* _STATED EXERCISE_: Print every entry word for word, but omit the pictures.

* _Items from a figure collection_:
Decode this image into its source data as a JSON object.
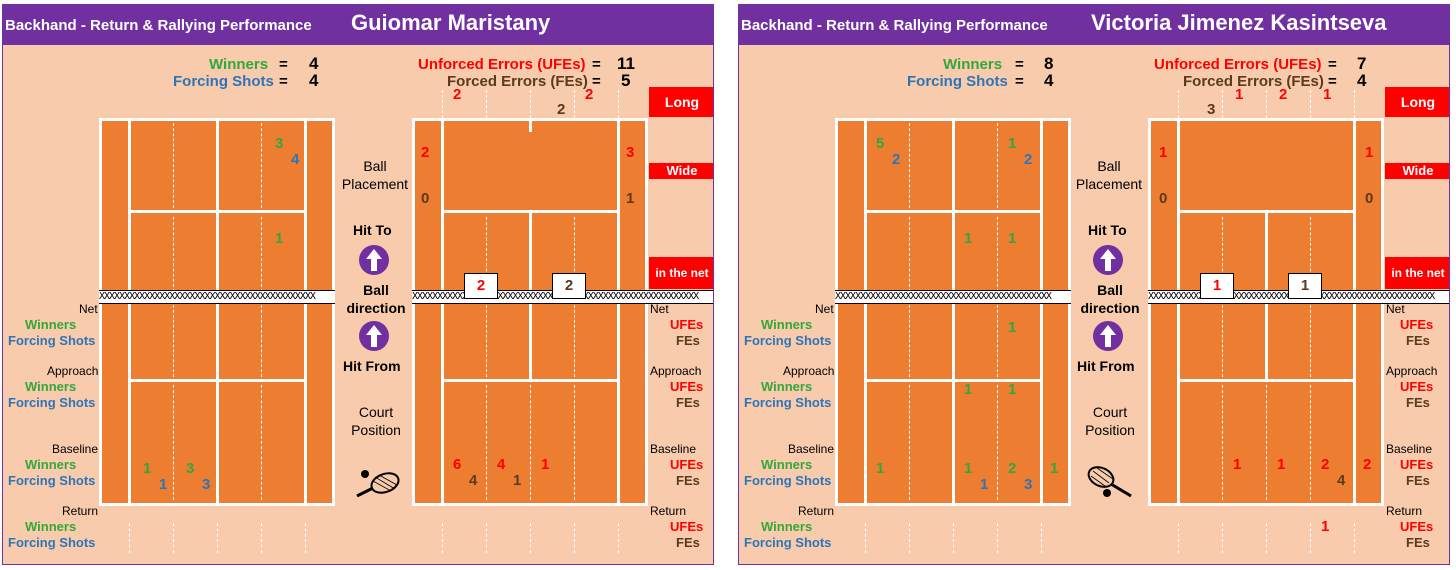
{
  "section_title": "Backhand - Return & Rallying Performance",
  "chart_data": [
    {
      "type": "table",
      "player": "Guiomar Maristany",
      "winners_label": "Winners",
      "winners": "4",
      "forcing_label": "Forcing Shots",
      "forcing": "4",
      "ufe_label": "Unforced Errors (UFEs)",
      "ufe": "11",
      "fe_label": "Forced Errors (FEs)",
      "fe": "5",
      "long_label": "Long",
      "wide_label": "Wide",
      "net_label": "in the net",
      "ball_placement": "Ball Placement",
      "hit_to": "Hit To",
      "ball_direction": "Ball direction",
      "hit_from": "Hit From",
      "court_position": "Court Position",
      "row_net": "Net",
      "row_approach": "Approach",
      "row_baseline": "Baseline",
      "row_return": "Return",
      "row_w": "Winners",
      "row_fs": "Forcing Shots",
      "row_ufe": "UFEs",
      "row_fe": "FEs",
      "left_placement": [
        {
          "v": "3",
          "c": "g"
        },
        {
          "v": "4",
          "c": "b"
        },
        {
          "v": "1",
          "c": "g"
        }
      ],
      "left_position": [
        {
          "v": "1",
          "c": "g"
        },
        {
          "v": "1",
          "c": "b"
        },
        {
          "v": "3",
          "c": "g"
        },
        {
          "v": "3",
          "c": "b"
        }
      ],
      "right_long": [
        {
          "v": "2",
          "c": "r"
        },
        {
          "v": "2",
          "c": "br"
        },
        {
          "v": "2",
          "c": "r"
        }
      ],
      "right_wide": [
        {
          "v": "2",
          "c": "r"
        },
        {
          "v": "0",
          "c": "br"
        },
        {
          "v": "3",
          "c": "r"
        },
        {
          "v": "1",
          "c": "br"
        }
      ],
      "right_net": [
        "2",
        "2"
      ],
      "right_position": [
        {
          "v": "6",
          "c": "r"
        },
        {
          "v": "4",
          "c": "br"
        },
        {
          "v": "4",
          "c": "r"
        },
        {
          "v": "1",
          "c": "br"
        },
        {
          "v": "1",
          "c": "r"
        }
      ]
    },
    {
      "type": "table",
      "player": "Victoria Jimenez Kasintseva",
      "winners_label": "Winners",
      "winners": "8",
      "forcing_label": "Forcing Shots",
      "forcing": "4",
      "ufe_label": "Unforced Errors (UFEs)",
      "ufe": "7",
      "fe_label": "Forced Errors (FEs)",
      "fe": "4",
      "long_label": "Long",
      "wide_label": "Wide",
      "net_label": "in the net",
      "ball_placement": "Ball Placement",
      "hit_to": "Hit To",
      "ball_direction": "Ball direction",
      "hit_from": "Hit From",
      "court_position": "Court Position",
      "row_net": "Net",
      "row_approach": "Approach",
      "row_baseline": "Baseline",
      "row_return": "Return",
      "row_w": "Winners",
      "row_fs": "Forcing Shots",
      "row_ufe": "UFEs",
      "row_fe": "FEs",
      "left_placement": [
        {
          "v": "5",
          "c": "g"
        },
        {
          "v": "2",
          "c": "b"
        },
        {
          "v": "1",
          "c": "g"
        },
        {
          "v": "2",
          "c": "b"
        },
        {
          "v": "1",
          "c": "g"
        },
        {
          "v": "1",
          "c": "g"
        },
        {
          "v": "1",
          "c": "g"
        },
        {
          "v": "1",
          "c": "g"
        },
        {
          "v": "1",
          "c": "g"
        }
      ],
      "left_position": [
        {
          "v": "1",
          "c": "g"
        },
        {
          "v": "1",
          "c": "g"
        },
        {
          "v": "1",
          "c": "b"
        },
        {
          "v": "2",
          "c": "g"
        },
        {
          "v": "3",
          "c": "b"
        },
        {
          "v": "1",
          "c": "g"
        }
      ],
      "right_long": [
        {
          "v": "3",
          "c": "br"
        },
        {
          "v": "1",
          "c": "r"
        },
        {
          "v": "2",
          "c": "r"
        },
        {
          "v": "1",
          "c": "r"
        }
      ],
      "right_wide": [
        {
          "v": "1",
          "c": "r"
        },
        {
          "v": "0",
          "c": "br"
        },
        {
          "v": "1",
          "c": "r"
        },
        {
          "v": "0",
          "c": "br"
        }
      ],
      "right_net": [
        "1",
        "1"
      ],
      "right_position": [
        {
          "v": "1",
          "c": "r"
        },
        {
          "v": "1",
          "c": "r"
        },
        {
          "v": "2",
          "c": "r"
        },
        {
          "v": "4",
          "c": "br"
        },
        {
          "v": "2",
          "c": "r"
        },
        {
          "v": "1",
          "c": "r"
        }
      ]
    }
  ]
}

* _FINAL ANSWER_:
Decode this image into its source data as a JSON object.
{
  "section_title": "Backhand - Return & Rallying Performance",
  "chart_data": [
    {
      "type": "table",
      "player": "Guiomar Maristany",
      "winners_label": "Winners",
      "winners": "4",
      "forcing_label": "Forcing Shots",
      "forcing": "4",
      "ufe_label": "Unforced Errors (UFEs)",
      "ufe": "11",
      "fe_label": "Forced Errors (FEs)",
      "fe": "5",
      "long_label": "Long",
      "wide_label": "Wide",
      "net_label": "in the net",
      "ball_placement": "Ball Placement",
      "hit_to": "Hit To",
      "ball_direction": "Ball direction",
      "hit_from": "Hit From",
      "court_position": "Court Position",
      "row_net": "Net",
      "row_approach": "Approach",
      "row_baseline": "Baseline",
      "row_return": "Return",
      "row_w": "Winners",
      "row_fs": "Forcing Shots",
      "row_ufe": "UFEs",
      "row_fe": "FEs",
      "left_placement": [
        {
          "v": "3",
          "c": "g"
        },
        {
          "v": "4",
          "c": "b"
        },
        {
          "v": "1",
          "c": "g"
        }
      ],
      "left_position": [
        {
          "v": "1",
          "c": "g"
        },
        {
          "v": "1",
          "c": "b"
        },
        {
          "v": "3",
          "c": "g"
        },
        {
          "v": "3",
          "c": "b"
        }
      ],
      "right_long": [
        {
          "v": "2",
          "c": "r"
        },
        {
          "v": "2",
          "c": "br"
        },
        {
          "v": "2",
          "c": "r"
        }
      ],
      "right_wide": [
        {
          "v": "2",
          "c": "r"
        },
        {
          "v": "0",
          "c": "br"
        },
        {
          "v": "3",
          "c": "r"
        },
        {
          "v": "1",
          "c": "br"
        }
      ],
      "right_net": [
        "2",
        "2"
      ],
      "right_position": [
        {
          "v": "6",
          "c": "r"
        },
        {
          "v": "4",
          "c": "br"
        },
        {
          "v": "4",
          "c": "r"
        },
        {
          "v": "1",
          "c": "br"
        },
        {
          "v": "1",
          "c": "r"
        }
      ]
    },
    {
      "type": "table",
      "player": "Victoria Jimenez Kasintseva",
      "winners_label": "Winners",
      "winners": "8",
      "forcing_label": "Forcing Shots",
      "forcing": "4",
      "ufe_label": "Unforced Errors (UFEs)",
      "ufe": "7",
      "fe_label": "Forced Errors (FEs)",
      "fe": "4",
      "long_label": "Long",
      "wide_label": "Wide",
      "net_label": "in the net",
      "ball_placement": "Ball Placement",
      "hit_to": "Hit To",
      "ball_direction": "Ball direction",
      "hit_from": "Hit From",
      "court_position": "Court Position",
      "row_net": "Net",
      "row_approach": "Approach",
      "row_baseline": "Baseline",
      "row_return": "Return",
      "row_w": "Winners",
      "row_fs": "Forcing Shots",
      "row_ufe": "UFEs",
      "row_fe": "FEs",
      "left_placement": [
        {
          "v": "5",
          "c": "g"
        },
        {
          "v": "2",
          "c": "b"
        },
        {
          "v": "1",
          "c": "g"
        },
        {
          "v": "2",
          "c": "b"
        },
        {
          "v": "1",
          "c": "g"
        },
        {
          "v": "1",
          "c": "g"
        },
        {
          "v": "1",
          "c": "g"
        },
        {
          "v": "1",
          "c": "g"
        },
        {
          "v": "1",
          "c": "g"
        }
      ],
      "left_position": [
        {
          "v": "1",
          "c": "g"
        },
        {
          "v": "1",
          "c": "g"
        },
        {
          "v": "1",
          "c": "b"
        },
        {
          "v": "2",
          "c": "g"
        },
        {
          "v": "3",
          "c": "b"
        },
        {
          "v": "1",
          "c": "g"
        }
      ],
      "right_long": [
        {
          "v": "3",
          "c": "br"
        },
        {
          "v": "1",
          "c": "r"
        },
        {
          "v": "2",
          "c": "r"
        },
        {
          "v": "1",
          "c": "r"
        }
      ],
      "right_wide": [
        {
          "v": "1",
          "c": "r"
        },
        {
          "v": "0",
          "c": "br"
        },
        {
          "v": "1",
          "c": "r"
        },
        {
          "v": "0",
          "c": "br"
        }
      ],
      "right_net": [
        "1",
        "1"
      ],
      "right_position": [
        {
          "v": "1",
          "c": "r"
        },
        {
          "v": "1",
          "c": "r"
        },
        {
          "v": "2",
          "c": "r"
        },
        {
          "v": "4",
          "c": "br"
        },
        {
          "v": "2",
          "c": "r"
        },
        {
          "v": "1",
          "c": "r"
        }
      ]
    }
  ]
}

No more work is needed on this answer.